* Stated exercise: Update the items below by changing every "point" to "marker", and keep everything else unchanged.

* Input records:
◇ ◇ ◇

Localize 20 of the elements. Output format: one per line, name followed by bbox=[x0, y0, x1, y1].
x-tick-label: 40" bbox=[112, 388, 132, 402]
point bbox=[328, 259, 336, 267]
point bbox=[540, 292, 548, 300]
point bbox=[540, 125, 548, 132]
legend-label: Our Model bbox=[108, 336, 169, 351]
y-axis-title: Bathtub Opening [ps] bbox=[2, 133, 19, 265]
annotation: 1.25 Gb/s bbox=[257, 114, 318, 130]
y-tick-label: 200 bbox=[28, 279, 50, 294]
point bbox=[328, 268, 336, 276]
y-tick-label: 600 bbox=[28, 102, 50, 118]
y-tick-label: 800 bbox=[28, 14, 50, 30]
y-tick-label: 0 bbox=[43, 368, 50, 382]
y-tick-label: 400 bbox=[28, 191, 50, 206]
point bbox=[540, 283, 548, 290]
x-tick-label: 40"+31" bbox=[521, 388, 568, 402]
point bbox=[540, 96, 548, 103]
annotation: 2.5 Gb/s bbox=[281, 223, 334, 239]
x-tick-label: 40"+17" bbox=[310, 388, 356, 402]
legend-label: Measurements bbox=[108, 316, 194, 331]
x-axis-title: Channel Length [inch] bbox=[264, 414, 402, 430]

◇ ◇ ◇

* Complete response:
Localize 20 of the elements. Output format: one per line, name followed by bbox=[x0, y0, x1, y1].
x-tick-label: 40" bbox=[112, 388, 132, 402]
marker bbox=[328, 259, 336, 267]
marker bbox=[540, 292, 548, 300]
marker bbox=[540, 125, 548, 132]
legend-label: Our Model bbox=[108, 336, 169, 351]
y-axis-title: Bathtub Opening [ps] bbox=[2, 133, 19, 265]
annotation: 1.25 Gb/s bbox=[257, 114, 318, 130]
y-tick-label: 200 bbox=[28, 279, 50, 294]
marker bbox=[328, 268, 336, 276]
y-tick-label: 600 bbox=[28, 102, 50, 118]
y-tick-label: 800 bbox=[28, 14, 50, 30]
y-tick-label: 0 bbox=[43, 368, 50, 382]
y-tick-label: 400 bbox=[28, 191, 50, 206]
marker bbox=[540, 283, 548, 290]
x-tick-label: 40"+31" bbox=[521, 388, 568, 402]
marker bbox=[540, 96, 548, 103]
annotation: 2.5 Gb/s bbox=[281, 223, 334, 239]
x-tick-label: 40"+17" bbox=[310, 388, 356, 402]
legend-label: Measurements bbox=[108, 316, 194, 331]
x-axis-title: Channel Length [inch] bbox=[264, 414, 402, 430]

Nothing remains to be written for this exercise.